Dites si chaque affirmation s'accorde avec le texte sur Sonia et André, en répondant oui ou non et en citant mot pour mot les mots du texte qui tranchent : (a) Sonia et André se rencontrent au café Pouchkine ; (b) André se dit violoniste ; (c) Sonia et André ont moins de 50 ans.

Extrait du texte:
┄┄┄┄┄┄
Ce n'est pas au café Pouchkine, mais dans un bistrot aux murs fatigués que se rencontrent Sonia et André.
Ils affichent plus de 50 ans mais ils ont gardé une fraicheur adolescente, autant par élégance que par utopie. Ils vont s'inventer une autre vie, des mensonges, une petite fiction comme ils se plairont à le reconnaitre ultérieurement, autant pour paraitre plus beaux aux yeux de l'autre que pour préserver une image correcte d'eux-mêmes.
On pourrait donc mentir par respect, et en quelque sorte, avec sincérité. Leurs rêves les rapprochent. Ils se ressemblent tant... Ils vont s'apprivoiser.
Sonia semble minimiser son talent de gestionnaire de la propriété : j'étais pas un génie mais j'étais très compétente dira-t-elle sur un ton de fausse modestie. André se prétend violoniste émérite. Petit à petit, alors que les confidences éveillent réciproquement leur intérêt l'un pour l'autre chacun va retoucher le portrait qu'il a brossé.
┄┄┄┄┄┄
Liste des lignes:
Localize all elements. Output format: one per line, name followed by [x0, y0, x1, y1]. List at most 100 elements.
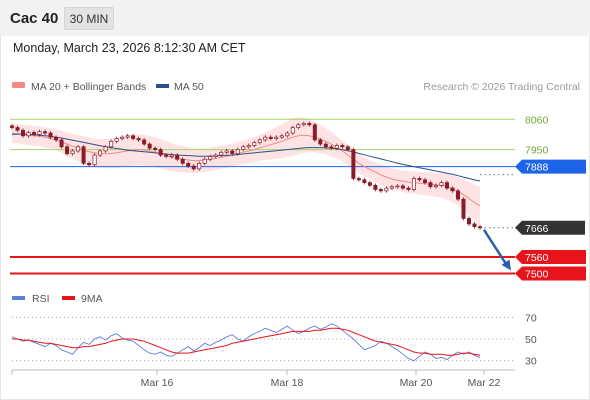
candle — [120, 136, 125, 139]
candle — [290, 127, 295, 134]
ma50-legend-swatch — [156, 84, 169, 88]
candle — [125, 135, 130, 138]
candle — [142, 139, 147, 145]
last-price-tag — [515, 220, 585, 235]
candle — [323, 143, 328, 148]
price-chart: 8060 7950 7888 7666 7560 7500 — [9, 114, 586, 281]
rsi-tick-30: 30 — [525, 356, 537, 368]
candle — [191, 165, 196, 170]
candle — [186, 162, 191, 167]
datetime-label: Monday, March 23, 2026 8:12:30 AM CET — [13, 41, 246, 55]
candle — [351, 149, 356, 179]
last-price-label: 7666 — [525, 223, 549, 235]
candle — [15, 127, 20, 131]
resistance-label-7950: 7950 — [525, 145, 549, 157]
candle — [340, 145, 345, 148]
candle — [136, 138, 141, 141]
candle — [406, 187, 411, 190]
candle — [213, 154, 218, 157]
ma20-legend-swatch — [12, 82, 25, 88]
candle — [417, 178, 422, 181]
candle — [433, 185, 438, 188]
timeframe-button[interactable]: 30 MIN — [64, 7, 114, 30]
support-tag-7560 — [515, 249, 586, 264]
candle — [98, 150, 103, 156]
ma20-legend-label: MA 20 + Bollinger Bands — [31, 81, 146, 93]
candle — [9, 125, 15, 128]
candle — [307, 123, 312, 126]
candle — [21, 129, 26, 137]
candle — [477, 226, 483, 229]
bollinger-band — [12, 117, 480, 225]
candle — [230, 150, 235, 155]
support-label-7560: 7560 — [525, 252, 549, 264]
candle — [87, 162, 92, 166]
candle — [235, 149, 240, 155]
candle — [362, 179, 367, 183]
candle — [32, 132, 37, 135]
candle — [208, 156, 213, 160]
candle — [65, 146, 70, 155]
candle — [422, 179, 427, 183]
candle — [455, 190, 460, 200]
candle — [131, 135, 136, 139]
candle — [175, 154, 180, 160]
pivot-label-7888: 7888 — [525, 162, 549, 174]
ma50-line — [11, 133, 481, 182]
candle — [428, 182, 433, 188]
forecast-arrow-shaft — [482, 229, 509, 267]
ma9-legend-swatch — [62, 296, 75, 300]
candle — [76, 146, 81, 152]
rsi-legend-label: RSI — [32, 293, 50, 305]
candle — [54, 136, 59, 141]
candle — [334, 145, 339, 149]
candle — [318, 139, 323, 145]
candle — [345, 146, 350, 150]
candle — [202, 158, 207, 164]
x-tick-label: Mar 18 — [271, 377, 304, 389]
candle — [312, 124, 317, 141]
candle — [461, 198, 466, 219]
candle — [158, 149, 163, 156]
support-tag-7500 — [515, 266, 586, 281]
candle — [147, 143, 152, 149]
resistance-label-8060: 8060 — [525, 114, 549, 126]
candle — [268, 136, 273, 139]
ma50-legend-label: MA 50 — [174, 81, 204, 93]
candle — [400, 185, 405, 189]
candle — [395, 185, 400, 188]
rsi-ma-line — [12, 327, 481, 356]
candle — [367, 182, 372, 186]
candle — [241, 146, 246, 150]
candle — [219, 151, 224, 156]
candle — [378, 189, 383, 192]
candle — [356, 178, 361, 181]
candle — [197, 162, 202, 170]
candle — [329, 146, 334, 149]
candle — [153, 147, 158, 150]
symbol-title: Cac 40 — [10, 10, 59, 27]
candle — [373, 185, 378, 190]
candle — [48, 132, 53, 138]
candle — [37, 131, 42, 135]
forecast-arrow-head — [501, 259, 511, 271]
x-tick-label: Mar 16 — [141, 377, 174, 389]
candle — [169, 154, 174, 157]
candle — [257, 139, 262, 144]
credit-label: Research © 2026 Trading Central — [423, 81, 580, 93]
candle — [109, 140, 114, 148]
rsi-chart: 70 50 30 — [11, 312, 537, 368]
ma9-legend-label: 9MA — [81, 293, 103, 305]
rsi-line — [11, 323, 481, 362]
candle — [70, 150, 75, 155]
candle — [466, 218, 471, 225]
candle — [263, 136, 268, 141]
candle — [450, 187, 455, 192]
support-label-7500: 7500 — [525, 268, 549, 280]
candle — [26, 132, 31, 137]
candle — [279, 135, 284, 138]
candle — [59, 139, 64, 148]
rsi-legend-swatch — [12, 296, 25, 300]
candle — [43, 131, 48, 134]
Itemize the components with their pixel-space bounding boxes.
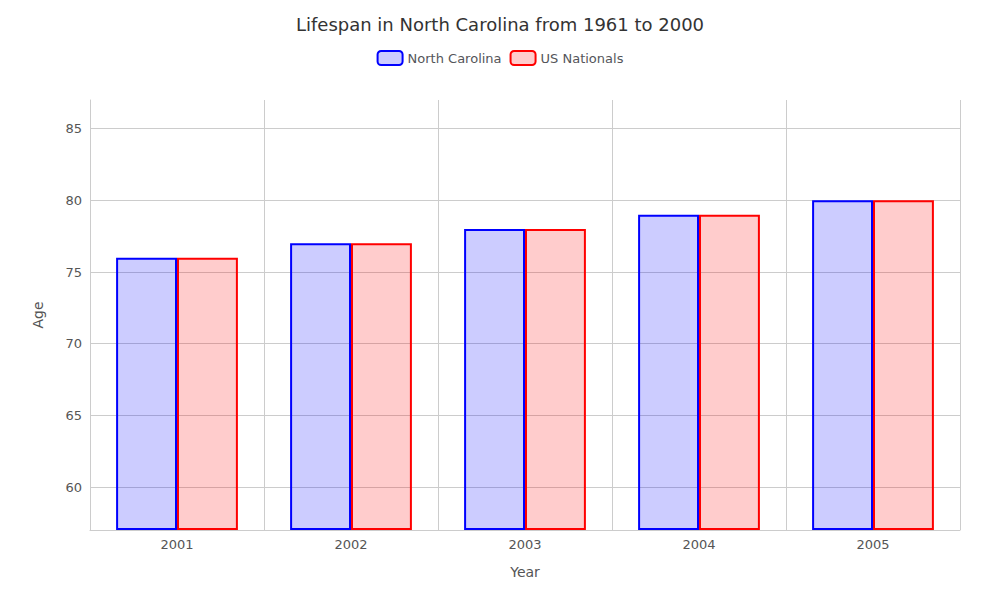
svg-text:2003: 2003: [508, 537, 541, 552]
svg-text:2005: 2005: [856, 537, 889, 552]
svg-text:Age: Age: [30, 301, 46, 328]
svg-text:70: 70: [65, 336, 82, 351]
svg-text:85: 85: [65, 121, 82, 136]
svg-text:Lifespan in North Carolina fro: Lifespan in North Carolina from 1961 to …: [296, 14, 704, 35]
svg-text:North Carolina: North Carolina: [408, 51, 502, 66]
svg-text:US Nationals: US Nationals: [541, 51, 624, 66]
svg-text:Year: Year: [509, 564, 540, 580]
svg-text:75: 75: [65, 265, 82, 280]
svg-text:65: 65: [65, 408, 82, 423]
svg-text:2004: 2004: [682, 537, 715, 552]
svg-text:2001: 2001: [160, 537, 193, 552]
svg-text:60: 60: [65, 480, 82, 495]
svg-text:80: 80: [65, 193, 82, 208]
svg-text:2002: 2002: [334, 537, 367, 552]
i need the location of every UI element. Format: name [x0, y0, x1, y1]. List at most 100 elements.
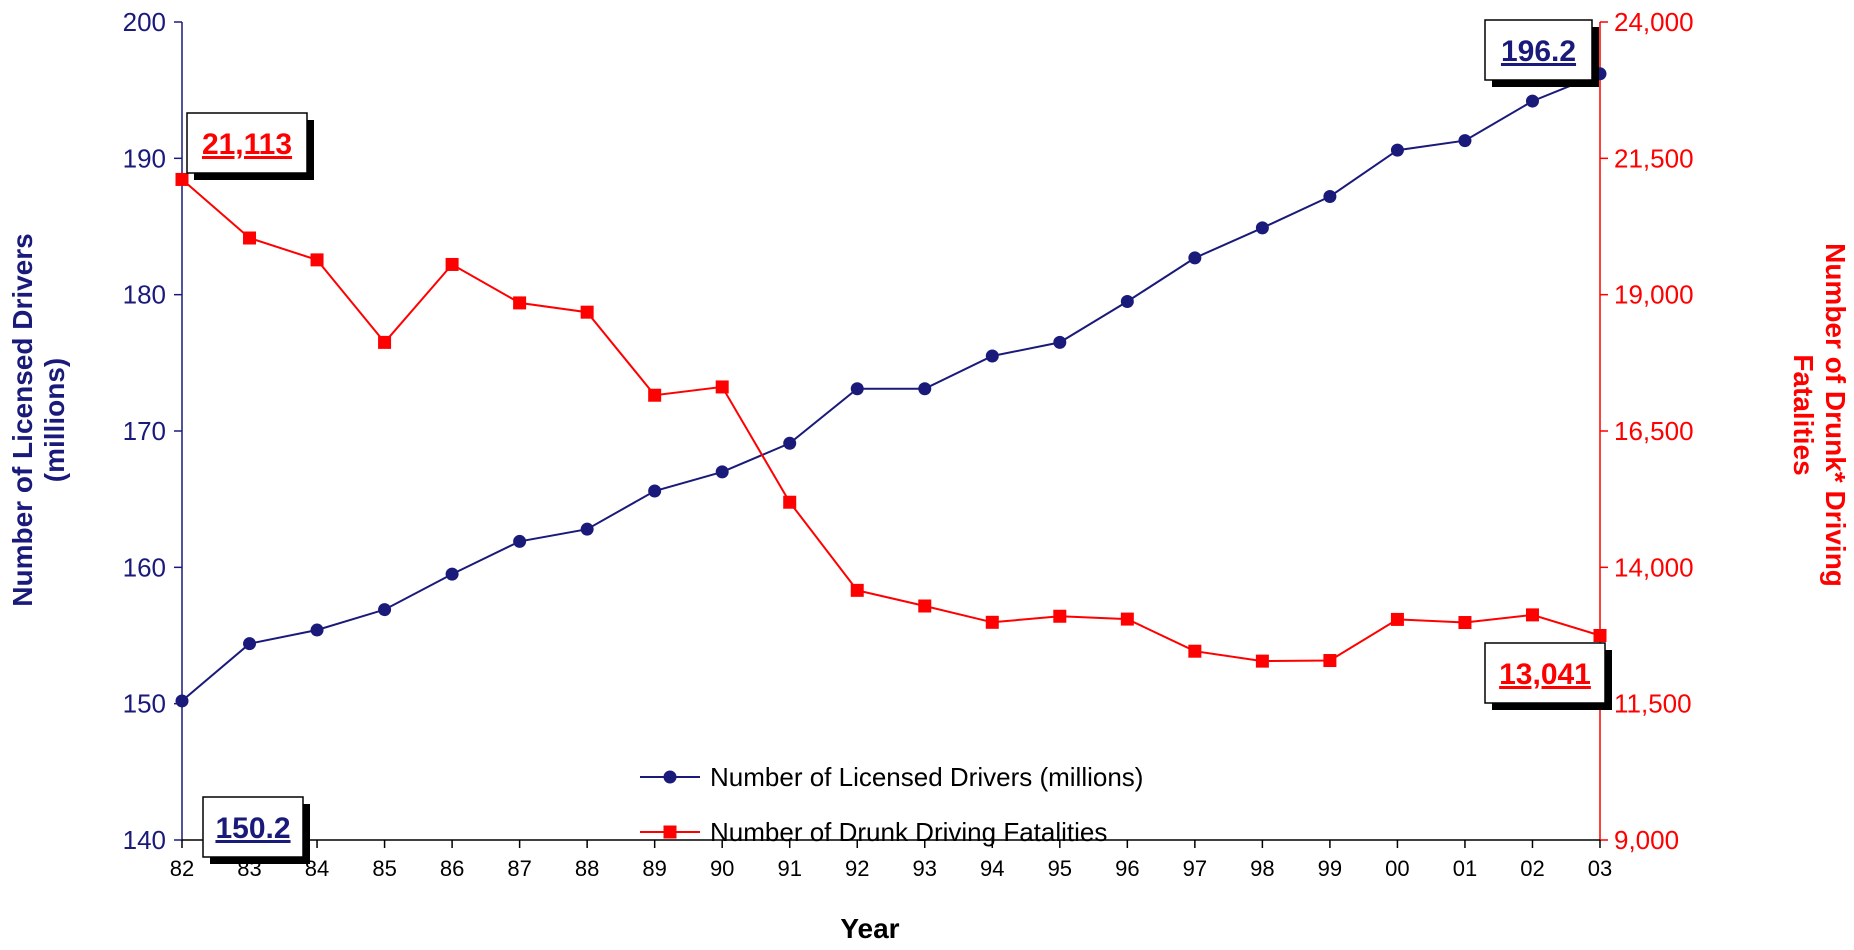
series-point-square [1255, 654, 1269, 668]
series-point-circle [580, 522, 594, 536]
x-tick-label: 87 [507, 856, 531, 881]
left-tick-label: 190 [123, 143, 166, 173]
x-tick-label: 96 [1115, 856, 1139, 881]
callout-box [202, 796, 304, 858]
left-tick-label: 160 [123, 552, 166, 582]
x-tick-label: 93 [913, 856, 937, 881]
left-tick-label: 170 [123, 416, 166, 446]
callout-label: 150.2 [215, 812, 290, 845]
right-tick-label: 16,500 [1614, 416, 1694, 446]
series-point-circle [310, 623, 324, 637]
x-tick-label: 91 [777, 856, 801, 881]
right-axis-title-line1: Number of Drunk* Driving [1820, 243, 1851, 587]
x-tick-label: 01 [1453, 856, 1477, 881]
series-point-square [580, 305, 594, 319]
series-point-square [175, 172, 189, 186]
series-point-circle [1053, 335, 1067, 349]
series-point-square [1188, 644, 1202, 658]
series-point-circle [1390, 143, 1404, 157]
series-line [181, 178, 1601, 663]
series-point-square [1120, 612, 1134, 626]
callout-box [1484, 19, 1593, 81]
x-tick-label: 95 [1048, 856, 1072, 881]
x-tick-label: 85 [372, 856, 396, 881]
x-tick-label: 90 [710, 856, 734, 881]
series-point-square [985, 615, 999, 629]
legend-marker-circle [663, 770, 677, 784]
axes: 140 150 160 170 180 190 200 9,000 11,500 14,000 16… [123, 7, 1694, 881]
callout-label: 13,041 [1499, 658, 1591, 691]
series-point-circle [783, 436, 797, 450]
series-point-circle [1255, 221, 1269, 235]
x-tick-label: 02 [1520, 856, 1544, 881]
series-point-square [310, 253, 324, 267]
series-point-square [378, 335, 392, 349]
legend-marker-square [663, 825, 677, 839]
axis-titles: Year Number of Licensed Drivers (million… [7, 233, 1851, 944]
callout-box [1484, 642, 1606, 704]
legend-label: Number of Drunk Driving Fatalities [710, 817, 1107, 847]
series-layer [175, 67, 1607, 708]
series-point-circle [1120, 294, 1134, 308]
x-tick-label: 03 [1588, 856, 1612, 881]
legend: Number of Licensed Drivers (millions) Num… [640, 762, 1143, 847]
x-tick-label: 92 [845, 856, 869, 881]
right-tick-label: 24,000 [1614, 7, 1694, 37]
x-axis-title: Year [840, 913, 899, 944]
series-point-square [850, 583, 864, 597]
left-axis-title-line2: (millions) [39, 358, 70, 482]
series-point-square [513, 296, 527, 310]
series-point-square [1593, 629, 1607, 642]
series-point-square [445, 257, 459, 271]
callout-label: 196.2 [1501, 35, 1576, 68]
series-point-square [1458, 616, 1472, 630]
series-point-circle [1323, 190, 1337, 204]
series-point-square [648, 388, 662, 402]
series-point-circle [648, 484, 662, 498]
series-point-circle [243, 637, 257, 651]
x-tick-label: 89 [642, 856, 666, 881]
callout-label: 21,113 [202, 128, 292, 161]
series-point-circle [513, 534, 527, 548]
series-point-circle [1458, 134, 1472, 148]
left-tick-label: 150 [123, 689, 166, 719]
legend-label: Number of Licensed Drivers (millions) [710, 762, 1143, 792]
series-point-square [783, 495, 797, 509]
right-tick-label: 14,000 [1614, 552, 1694, 582]
left-tick-label: 200 [123, 7, 166, 37]
series-point-circle [1525, 94, 1539, 108]
callouts: 21,113 196.2 150.2 13,041 [186, 19, 1612, 864]
series-point-circle [850, 382, 864, 396]
x-tick-label: 88 [575, 856, 599, 881]
x-tick-label: 86 [440, 856, 464, 881]
series-line [181, 72, 1601, 702]
left-axis-title-line1: Number of Licensed Drivers [7, 233, 38, 606]
callout-box [186, 112, 308, 174]
x-tick-label: 94 [980, 856, 1004, 881]
right-axis-title-line2: Fatalities [1788, 354, 1819, 475]
series-point-square [1053, 609, 1067, 623]
series-point-circle [985, 349, 999, 363]
series-point-square [1390, 612, 1404, 626]
right-tick-label: 11,500 [1614, 689, 1692, 719]
series-point-circle [445, 567, 459, 581]
series-point-square [1323, 654, 1337, 668]
series-point-circle [378, 603, 392, 617]
left-tick-label: 180 [123, 280, 166, 310]
right-tick-label: 21,500 [1614, 143, 1694, 173]
series-point-square [715, 380, 729, 394]
x-tick-label: 99 [1318, 856, 1342, 881]
series-point-circle [918, 382, 932, 396]
series-point-square [1525, 608, 1539, 622]
right-tick-label: 19,000 [1614, 280, 1694, 310]
right-tick-label: 9,000 [1614, 825, 1679, 855]
series-point-circle [175, 694, 189, 708]
x-tick-label: 98 [1250, 856, 1274, 881]
series-point-circle [715, 465, 729, 479]
series-point-circle [1188, 251, 1202, 265]
series-point-square [243, 231, 257, 245]
x-tick-label: 97 [1183, 856, 1207, 881]
x-tick-label: 00 [1385, 856, 1409, 881]
left-tick-label: 140 [123, 825, 166, 855]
┄┄┄┄┄┄
Réponse:
(a) Non : « Ce n'est pas au café Pouchkine, mais dans un bistrot aux murs fatigués que se rencontrent Sonia et André. »
(b) Oui : « André se prétend violoniste émérite. »
(c) Non : « Ils affichent plus de 50 ans »